**Entries**
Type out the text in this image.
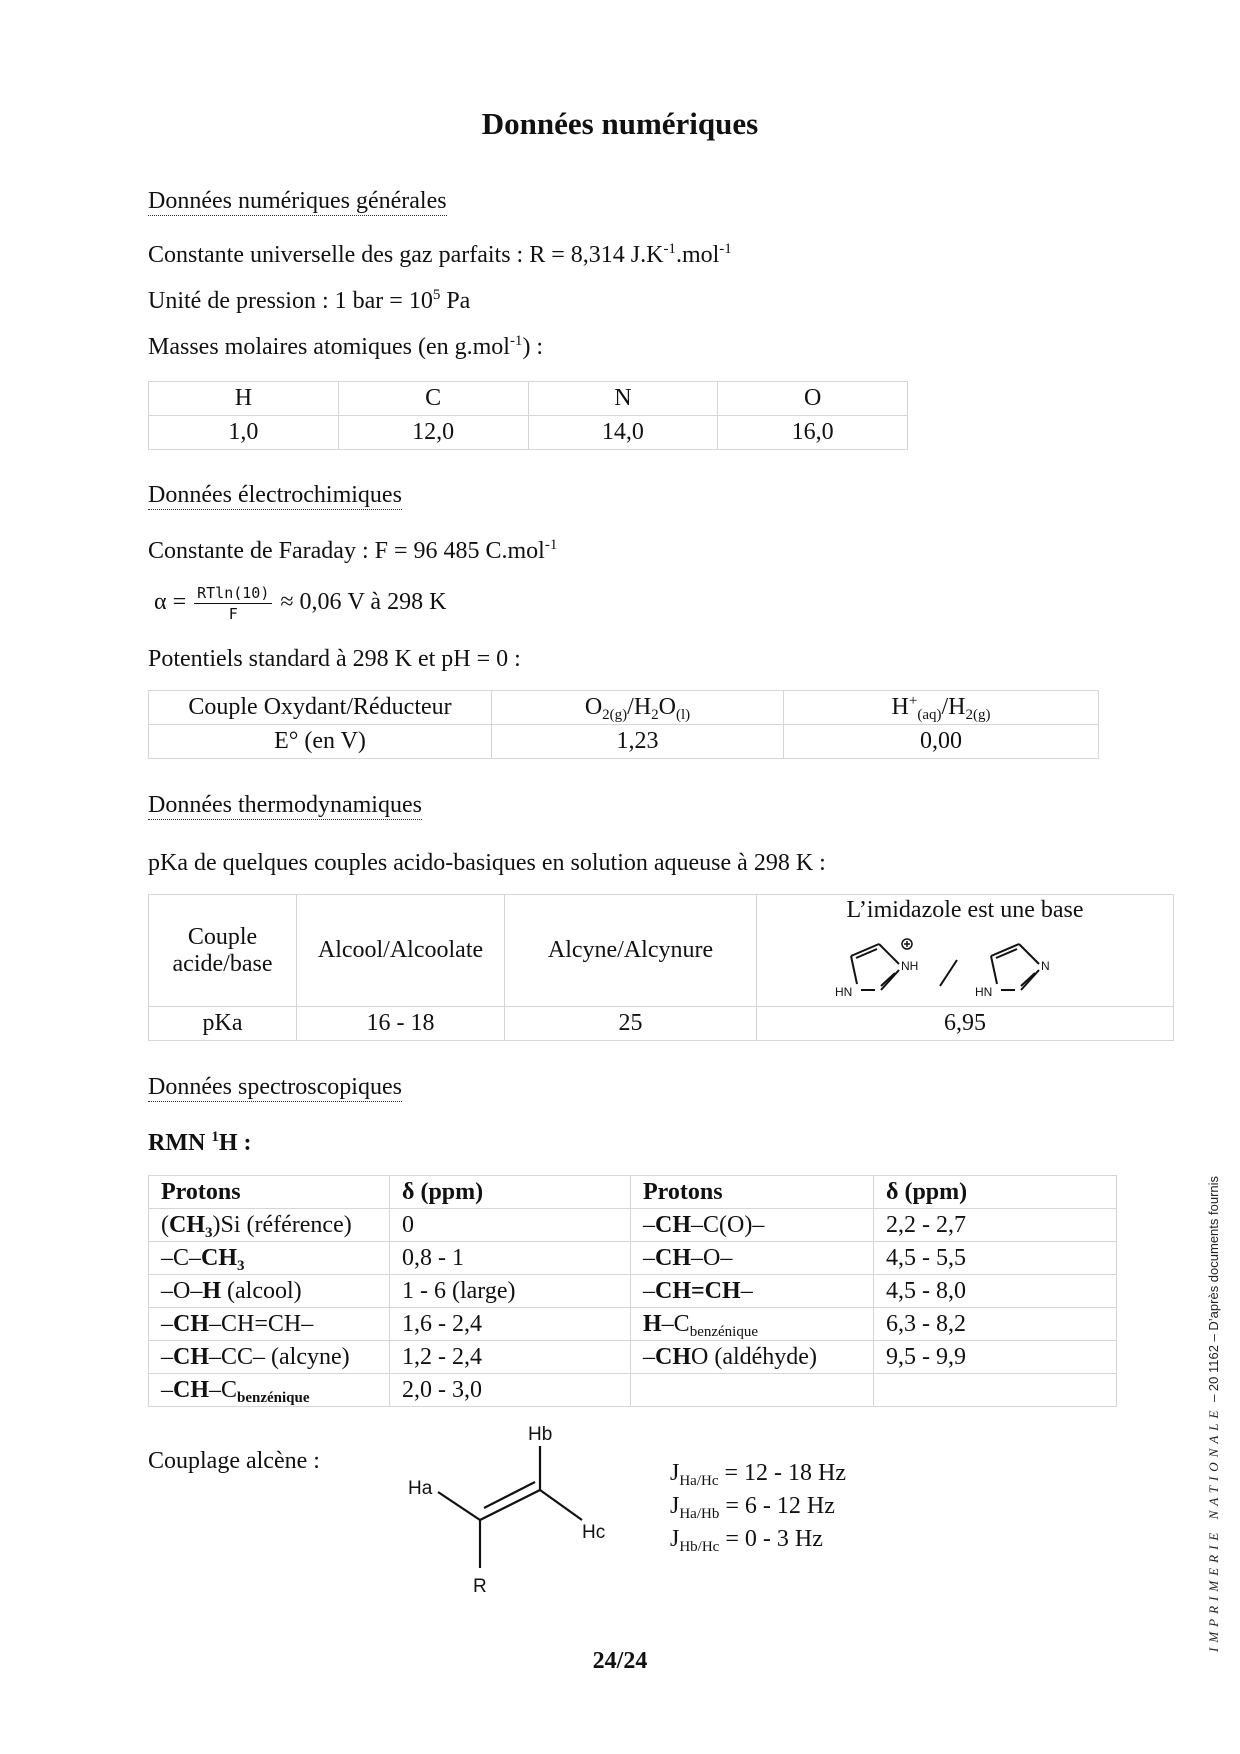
Données numériques
Données numériques générales
Constante universelle des gaz parfaits : R = 8,314 $J.K^{-1}.mol^{-1}$
Unité de pression : 1 bar = $10^5$ Pa
Masses molaires atomiques (en g.mol$^{-1}$) :
H	C	N	O
1,0	12,0	14,0	16,0
Données électrochimiques
Constante de Faraday : F = 96 485 C.mol$^{-1}$
$\alpha = \frac{RTln(10)}{F} \approx 0,06$ V à 298 K
Potentiels standard à 298 K et pH = 0 :
Couple Oxydant/Réducteur	$O_{2(g)}/H_2O_{(l)}$	$H^+_{(aq)}/H_{2(g)}$
E° (en V)	1,23	0,00
Données thermodynamiques
pKa de quelques couples acido-basiques en solution aqueuse à 298 K :
Couple
acide/base	Alcool/Alcoolate	Alcyne/Alcynure	L’imidazole est une base
HN
NH
HN
N

pKa	16 - 18	25	6,95
Données spectroscopiques
RMN $^1$H :
Protons	δ (ppm)	Protons	δ (ppm)
$(CH_3)Si$ (référence)	0	–CH–C(O)–	2,2 - 2,7
$-C-CH_3$	0,8 - 1	–CH–O–	4,5 - 5,5
–O–H (alcool)	1 - 6 (large)	–CH=CH–	4,5 - 8,0
–CH–CH=CH–	1,6 - 2,4	$H-C_{benzénique}$	6,3 - 8,2
–CH–CC– (alcyne)	1,2 - 2,4	–CHO (aldéhyde)	9,5 - 9,9
$-CH-C_{benzénique}$	2,0 - 3,0		
Couplage alcène :
Hb
Ha
Hc
R
$J_{Ha/Hc} = 12 - 18$ Hz
$J_{Ha/Hb} = 6 - 12$ Hz
$J_{Hb/Hc} = 0 - 3$ Hz
24/24
IMPRIMERIE NATIONALE – 20 1162 – D’après documents fournis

**Written request**
From the data above, copy each line that holds "Constante".

**Response to the task**
Constante universelle des gaz parfaits : R = 8,314 $J.K^{-1}.mol^{-1}$
Constante de Faraday : F = 96 485 C.mol$^{-1}$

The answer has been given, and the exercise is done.